Examine the entries below, count the lines holding the string "JSON", and respond with the number only.

* **Items listed in a dataset**
════

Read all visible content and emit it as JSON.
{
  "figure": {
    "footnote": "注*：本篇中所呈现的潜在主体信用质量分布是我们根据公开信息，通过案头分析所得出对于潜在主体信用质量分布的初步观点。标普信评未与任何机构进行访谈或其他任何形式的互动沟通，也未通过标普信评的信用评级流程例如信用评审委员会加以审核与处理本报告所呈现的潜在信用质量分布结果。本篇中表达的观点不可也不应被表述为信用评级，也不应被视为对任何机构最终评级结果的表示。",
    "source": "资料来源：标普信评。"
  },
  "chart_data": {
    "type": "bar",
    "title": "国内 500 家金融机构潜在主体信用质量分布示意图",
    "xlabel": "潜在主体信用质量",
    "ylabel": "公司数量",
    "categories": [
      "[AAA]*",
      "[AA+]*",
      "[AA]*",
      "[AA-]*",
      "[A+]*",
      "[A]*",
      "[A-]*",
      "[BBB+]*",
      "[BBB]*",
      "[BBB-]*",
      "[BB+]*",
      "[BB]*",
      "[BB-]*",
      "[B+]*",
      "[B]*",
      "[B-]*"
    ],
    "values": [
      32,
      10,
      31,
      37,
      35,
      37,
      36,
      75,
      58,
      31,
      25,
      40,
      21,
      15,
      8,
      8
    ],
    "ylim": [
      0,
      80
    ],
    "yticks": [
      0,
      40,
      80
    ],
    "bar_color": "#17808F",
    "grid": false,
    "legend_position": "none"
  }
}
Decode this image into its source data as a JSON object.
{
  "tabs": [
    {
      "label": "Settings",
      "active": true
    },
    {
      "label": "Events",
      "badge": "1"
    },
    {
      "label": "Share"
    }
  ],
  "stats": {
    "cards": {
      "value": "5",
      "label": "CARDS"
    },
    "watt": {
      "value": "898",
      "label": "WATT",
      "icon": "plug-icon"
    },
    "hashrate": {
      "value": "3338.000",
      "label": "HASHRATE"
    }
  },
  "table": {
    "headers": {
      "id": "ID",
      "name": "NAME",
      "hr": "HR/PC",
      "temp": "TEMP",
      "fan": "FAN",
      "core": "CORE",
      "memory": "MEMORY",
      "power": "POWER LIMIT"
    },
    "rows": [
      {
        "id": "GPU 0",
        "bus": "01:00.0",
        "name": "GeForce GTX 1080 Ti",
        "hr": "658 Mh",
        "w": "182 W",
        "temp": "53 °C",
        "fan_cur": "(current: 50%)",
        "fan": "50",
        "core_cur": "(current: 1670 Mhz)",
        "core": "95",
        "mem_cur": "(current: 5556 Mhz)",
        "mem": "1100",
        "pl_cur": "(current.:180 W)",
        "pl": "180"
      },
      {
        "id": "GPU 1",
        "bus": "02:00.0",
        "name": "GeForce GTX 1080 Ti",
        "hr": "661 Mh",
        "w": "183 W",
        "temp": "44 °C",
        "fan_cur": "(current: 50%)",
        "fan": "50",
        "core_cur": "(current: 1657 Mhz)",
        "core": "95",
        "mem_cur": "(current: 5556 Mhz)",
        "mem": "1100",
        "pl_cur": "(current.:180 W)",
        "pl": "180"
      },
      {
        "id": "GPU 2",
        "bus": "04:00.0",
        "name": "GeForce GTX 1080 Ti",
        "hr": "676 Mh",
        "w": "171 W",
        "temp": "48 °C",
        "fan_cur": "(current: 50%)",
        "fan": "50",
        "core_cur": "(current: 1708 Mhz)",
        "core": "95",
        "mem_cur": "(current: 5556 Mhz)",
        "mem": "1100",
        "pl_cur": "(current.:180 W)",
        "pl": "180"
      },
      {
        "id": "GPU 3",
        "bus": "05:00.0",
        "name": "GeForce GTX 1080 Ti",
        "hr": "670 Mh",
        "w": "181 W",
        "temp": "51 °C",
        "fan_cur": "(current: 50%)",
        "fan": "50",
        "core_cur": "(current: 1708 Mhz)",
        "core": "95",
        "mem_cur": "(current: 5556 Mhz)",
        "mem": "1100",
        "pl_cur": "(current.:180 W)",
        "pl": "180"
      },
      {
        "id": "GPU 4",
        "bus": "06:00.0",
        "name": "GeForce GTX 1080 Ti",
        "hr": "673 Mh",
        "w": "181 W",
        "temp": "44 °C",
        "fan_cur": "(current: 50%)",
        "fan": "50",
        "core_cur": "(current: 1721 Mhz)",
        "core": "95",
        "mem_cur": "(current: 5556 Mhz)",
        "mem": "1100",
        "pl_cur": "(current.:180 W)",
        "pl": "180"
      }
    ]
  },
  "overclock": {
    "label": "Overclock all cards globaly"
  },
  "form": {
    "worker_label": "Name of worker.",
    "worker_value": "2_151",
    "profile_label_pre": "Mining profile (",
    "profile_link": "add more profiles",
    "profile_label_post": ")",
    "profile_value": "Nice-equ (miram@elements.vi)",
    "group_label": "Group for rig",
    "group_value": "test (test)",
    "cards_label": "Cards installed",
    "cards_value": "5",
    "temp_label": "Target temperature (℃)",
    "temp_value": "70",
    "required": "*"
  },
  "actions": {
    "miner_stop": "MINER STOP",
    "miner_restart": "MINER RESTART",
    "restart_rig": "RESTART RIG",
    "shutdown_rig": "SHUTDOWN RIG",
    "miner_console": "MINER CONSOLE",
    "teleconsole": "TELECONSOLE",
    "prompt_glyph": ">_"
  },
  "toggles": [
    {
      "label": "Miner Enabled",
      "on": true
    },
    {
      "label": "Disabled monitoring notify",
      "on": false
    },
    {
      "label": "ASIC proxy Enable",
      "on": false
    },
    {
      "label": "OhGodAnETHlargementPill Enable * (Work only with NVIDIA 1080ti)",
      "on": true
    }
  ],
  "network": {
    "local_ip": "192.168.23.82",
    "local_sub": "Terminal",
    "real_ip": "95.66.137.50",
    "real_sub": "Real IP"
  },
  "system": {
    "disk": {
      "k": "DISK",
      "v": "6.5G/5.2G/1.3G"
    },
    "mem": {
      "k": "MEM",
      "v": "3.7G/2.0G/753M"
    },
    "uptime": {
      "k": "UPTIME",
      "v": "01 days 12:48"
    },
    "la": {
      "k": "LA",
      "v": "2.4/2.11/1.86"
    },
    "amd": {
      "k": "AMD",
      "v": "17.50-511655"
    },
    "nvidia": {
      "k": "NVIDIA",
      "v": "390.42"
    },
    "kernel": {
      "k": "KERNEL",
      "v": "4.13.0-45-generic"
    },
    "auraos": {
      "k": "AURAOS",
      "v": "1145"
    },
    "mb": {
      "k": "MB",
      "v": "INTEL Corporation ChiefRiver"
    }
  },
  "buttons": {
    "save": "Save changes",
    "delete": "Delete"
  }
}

════

* **WRITTEN REPLY**
2